# Work to be completed
Exactly reproduce each entry, leaving out nothing.
---------------
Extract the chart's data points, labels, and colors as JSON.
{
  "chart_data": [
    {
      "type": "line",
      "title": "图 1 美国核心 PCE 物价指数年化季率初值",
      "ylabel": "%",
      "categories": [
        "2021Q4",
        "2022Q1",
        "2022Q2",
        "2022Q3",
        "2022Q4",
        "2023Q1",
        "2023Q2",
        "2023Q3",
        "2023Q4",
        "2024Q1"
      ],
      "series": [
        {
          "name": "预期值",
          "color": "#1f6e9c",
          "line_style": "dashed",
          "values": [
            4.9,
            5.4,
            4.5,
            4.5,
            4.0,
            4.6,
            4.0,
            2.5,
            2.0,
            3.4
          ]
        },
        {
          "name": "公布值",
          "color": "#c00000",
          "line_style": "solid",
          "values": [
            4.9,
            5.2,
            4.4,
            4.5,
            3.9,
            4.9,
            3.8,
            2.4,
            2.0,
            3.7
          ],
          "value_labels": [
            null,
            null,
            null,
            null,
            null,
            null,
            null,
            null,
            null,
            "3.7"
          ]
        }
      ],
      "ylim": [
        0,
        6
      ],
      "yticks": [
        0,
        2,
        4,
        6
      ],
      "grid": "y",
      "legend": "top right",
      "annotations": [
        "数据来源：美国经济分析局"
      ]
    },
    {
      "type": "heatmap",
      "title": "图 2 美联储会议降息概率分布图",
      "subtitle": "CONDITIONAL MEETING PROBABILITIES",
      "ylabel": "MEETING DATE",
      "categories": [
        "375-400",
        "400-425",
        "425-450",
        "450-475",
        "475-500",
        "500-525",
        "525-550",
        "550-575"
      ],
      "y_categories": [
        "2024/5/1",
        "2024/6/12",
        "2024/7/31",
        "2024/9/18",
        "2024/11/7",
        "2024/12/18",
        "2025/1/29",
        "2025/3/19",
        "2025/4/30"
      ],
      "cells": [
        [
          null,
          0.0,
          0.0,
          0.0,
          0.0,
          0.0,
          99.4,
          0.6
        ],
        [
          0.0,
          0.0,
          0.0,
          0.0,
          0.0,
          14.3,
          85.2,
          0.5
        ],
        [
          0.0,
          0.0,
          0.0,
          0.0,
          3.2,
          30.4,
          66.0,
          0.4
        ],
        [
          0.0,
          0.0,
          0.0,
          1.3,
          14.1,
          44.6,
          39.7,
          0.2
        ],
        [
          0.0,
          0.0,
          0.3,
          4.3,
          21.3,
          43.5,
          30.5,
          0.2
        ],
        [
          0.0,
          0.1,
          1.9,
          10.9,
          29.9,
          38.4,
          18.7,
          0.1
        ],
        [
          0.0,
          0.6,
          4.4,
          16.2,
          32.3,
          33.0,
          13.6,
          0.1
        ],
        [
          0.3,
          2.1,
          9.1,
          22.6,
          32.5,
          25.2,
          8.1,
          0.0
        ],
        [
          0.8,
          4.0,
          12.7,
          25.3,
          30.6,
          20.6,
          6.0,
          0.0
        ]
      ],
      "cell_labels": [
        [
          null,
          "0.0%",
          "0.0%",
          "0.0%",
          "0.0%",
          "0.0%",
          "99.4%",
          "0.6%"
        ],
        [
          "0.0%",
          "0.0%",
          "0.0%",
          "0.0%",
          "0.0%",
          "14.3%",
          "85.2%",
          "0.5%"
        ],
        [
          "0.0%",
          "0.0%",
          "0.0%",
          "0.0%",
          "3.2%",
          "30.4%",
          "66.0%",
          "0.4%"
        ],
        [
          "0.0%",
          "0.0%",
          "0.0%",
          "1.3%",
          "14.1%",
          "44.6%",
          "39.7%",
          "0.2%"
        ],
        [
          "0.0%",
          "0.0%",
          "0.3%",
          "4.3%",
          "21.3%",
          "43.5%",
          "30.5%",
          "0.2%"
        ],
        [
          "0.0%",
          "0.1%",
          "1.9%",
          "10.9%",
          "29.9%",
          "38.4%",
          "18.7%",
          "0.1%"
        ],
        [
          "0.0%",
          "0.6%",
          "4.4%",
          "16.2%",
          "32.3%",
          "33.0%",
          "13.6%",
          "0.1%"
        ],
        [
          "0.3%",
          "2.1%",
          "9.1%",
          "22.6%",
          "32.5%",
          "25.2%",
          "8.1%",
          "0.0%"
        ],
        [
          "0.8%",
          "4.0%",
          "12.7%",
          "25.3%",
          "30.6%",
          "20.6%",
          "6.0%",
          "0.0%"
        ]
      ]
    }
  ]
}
---------------
# Answer below
Extract the chart's data points, labels, and colors as JSON.
{
  "chart_data": [
    {
      "type": "line",
      "title": "图 1 美国核心 PCE 物价指数年化季率初值",
      "ylabel": "%",
      "categories": [
        "2021Q4",
        "2022Q1",
        "2022Q2",
        "2022Q3",
        "2022Q4",
        "2023Q1",
        "2023Q2",
        "2023Q3",
        "2023Q4",
        "2024Q1"
      ],
      "series": [
        {
          "name": "预期值",
          "color": "#1f6e9c",
          "line_style": "dashed",
          "values": [
            4.9,
            5.4,
            4.5,
            4.5,
            4.0,
            4.6,
            4.0,
            2.5,
            2.0,
            3.4
          ]
        },
        {
          "name": "公布值",
          "color": "#c00000",
          "line_style": "solid",
          "values": [
            4.9,
            5.2,
            4.4,
            4.5,
            3.9,
            4.9,
            3.8,
            2.4,
            2.0,
            3.7
          ],
          "value_labels": [
            null,
            null,
            null,
            null,
            null,
            null,
            null,
            null,
            null,
            "3.7"
          ]
        }
      ],
      "ylim": [
        0,
        6
      ],
      "yticks": [
        0,
        2,
        4,
        6
      ],
      "grid": "y",
      "legend": "top right",
      "annotations": [
        "数据来源：美国经济分析局"
      ]
    },
    {
      "type": "heatmap",
      "title": "图 2 美联储会议降息概率分布图",
      "subtitle": "CONDITIONAL MEETING PROBABILITIES",
      "ylabel": "MEETING DATE",
      "categories": [
        "375-400",
        "400-425",
        "425-450",
        "450-475",
        "475-500",
        "500-525",
        "525-550",
        "550-575"
      ],
      "y_categories": [
        "2024/5/1",
        "2024/6/12",
        "2024/7/31",
        "2024/9/18",
        "2024/11/7",
        "2024/12/18",
        "2025/1/29",
        "2025/3/19",
        "2025/4/30"
      ],
      "cells": [
        [
          null,
          0.0,
          0.0,
          0.0,
          0.0,
          0.0,
          99.4,
          0.6
        ],
        [
          0.0,
          0.0,
          0.0,
          0.0,
          0.0,
          14.3,
          85.2,
          0.5
        ],
        [
          0.0,
          0.0,
          0.0,
          0.0,
          3.2,
          30.4,
          66.0,
          0.4
        ],
        [
          0.0,
          0.0,
          0.0,
          1.3,
          14.1,
          44.6,
          39.7,
          0.2
        ],
        [
          0.0,
          0.0,
          0.3,
          4.3,
          21.3,
          43.5,
          30.5,
          0.2
        ],
        [
          0.0,
          0.1,
          1.9,
          10.9,
          29.9,
          38.4,
          18.7,
          0.1
        ],
        [
          0.0,
          0.6,
          4.4,
          16.2,
          32.3,
          33.0,
          13.6,
          0.1
        ],
        [
          0.3,
          2.1,
          9.1,
          22.6,
          32.5,
          25.2,
          8.1,
          0.0
        ],
        [
          0.8,
          4.0,
          12.7,
          25.3,
          30.6,
          20.6,
          6.0,
          0.0
        ]
      ],
      "cell_labels": [
        [
          null,
          "0.0%",
          "0.0%",
          "0.0%",
          "0.0%",
          "0.0%",
          "99.4%",
          "0.6%"
        ],
        [
          "0.0%",
          "0.0%",
          "0.0%",
          "0.0%",
          "0.0%",
          "14.3%",
          "85.2%",
          "0.5%"
        ],
        [
          "0.0%",
          "0.0%",
          "0.0%",
          "0.0%",
          "3.2%",
          "30.4%",
          "66.0%",
          "0.4%"
        ],
        [
          "0.0%",
          "0.0%",
          "0.0%",
          "1.3%",
          "14.1%",
          "44.6%",
          "39.7%",
          "0.2%"
        ],
        [
          "0.0%",
          "0.0%",
          "0.3%",
          "4.3%",
          "21.3%",
          "43.5%",
          "30.5%",
          "0.2%"
        ],
        [
          "0.0%",
          "0.1%",
          "1.9%",
          "10.9%",
          "29.9%",
          "38.4%",
          "18.7%",
          "0.1%"
        ],
        [
          "0.0%",
          "0.6%",
          "4.4%",
          "16.2%",
          "32.3%",
          "33.0%",
          "13.6%",
          "0.1%"
        ],
        [
          "0.3%",
          "2.1%",
          "9.1%",
          "22.6%",
          "32.5%",
          "25.2%",
          "8.1%",
          "0.0%"
        ],
        [
          "0.8%",
          "4.0%",
          "12.7%",
          "25.3%",
          "30.6%",
          "20.6%",
          "6.0%",
          "0.0%"
        ]
      ]
    }
  ]
}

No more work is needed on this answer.